## [STATED PROBLEM]
Of all the lines in the material, how many include the word "text"? Reply with the number alone.

## [DATA PROVIDED]
——
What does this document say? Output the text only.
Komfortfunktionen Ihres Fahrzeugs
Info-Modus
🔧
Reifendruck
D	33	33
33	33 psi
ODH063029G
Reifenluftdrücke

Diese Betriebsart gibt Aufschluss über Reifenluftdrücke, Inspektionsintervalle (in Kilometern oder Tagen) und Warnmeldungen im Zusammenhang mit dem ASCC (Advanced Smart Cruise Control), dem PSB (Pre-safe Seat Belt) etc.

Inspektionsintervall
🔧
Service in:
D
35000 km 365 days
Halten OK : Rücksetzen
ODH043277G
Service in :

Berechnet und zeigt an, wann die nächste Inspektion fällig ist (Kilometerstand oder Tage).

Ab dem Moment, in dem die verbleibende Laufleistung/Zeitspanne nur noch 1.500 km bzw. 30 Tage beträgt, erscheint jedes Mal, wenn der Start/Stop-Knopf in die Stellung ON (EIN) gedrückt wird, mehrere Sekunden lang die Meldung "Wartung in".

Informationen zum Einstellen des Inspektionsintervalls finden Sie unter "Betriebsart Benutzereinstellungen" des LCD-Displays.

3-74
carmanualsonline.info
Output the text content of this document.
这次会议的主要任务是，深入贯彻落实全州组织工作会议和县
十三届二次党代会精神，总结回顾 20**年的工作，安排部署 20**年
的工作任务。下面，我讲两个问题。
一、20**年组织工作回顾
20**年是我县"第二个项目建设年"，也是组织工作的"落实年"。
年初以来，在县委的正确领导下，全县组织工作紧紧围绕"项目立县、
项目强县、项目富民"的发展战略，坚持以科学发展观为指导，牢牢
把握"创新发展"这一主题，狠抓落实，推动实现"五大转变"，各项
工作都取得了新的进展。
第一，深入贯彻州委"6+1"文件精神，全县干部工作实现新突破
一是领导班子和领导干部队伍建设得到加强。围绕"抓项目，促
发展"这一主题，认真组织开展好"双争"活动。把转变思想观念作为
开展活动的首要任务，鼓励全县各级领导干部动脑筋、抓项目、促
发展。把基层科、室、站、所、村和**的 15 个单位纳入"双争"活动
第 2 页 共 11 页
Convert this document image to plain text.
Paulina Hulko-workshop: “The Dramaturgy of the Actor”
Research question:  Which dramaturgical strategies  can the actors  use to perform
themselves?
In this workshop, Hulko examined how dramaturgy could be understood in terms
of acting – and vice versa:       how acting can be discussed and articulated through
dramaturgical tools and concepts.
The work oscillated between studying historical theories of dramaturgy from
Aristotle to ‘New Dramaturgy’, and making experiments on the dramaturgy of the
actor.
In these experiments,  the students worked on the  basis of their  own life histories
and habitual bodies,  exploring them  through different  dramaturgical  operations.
——
## [EXPECTED ANSWER]
3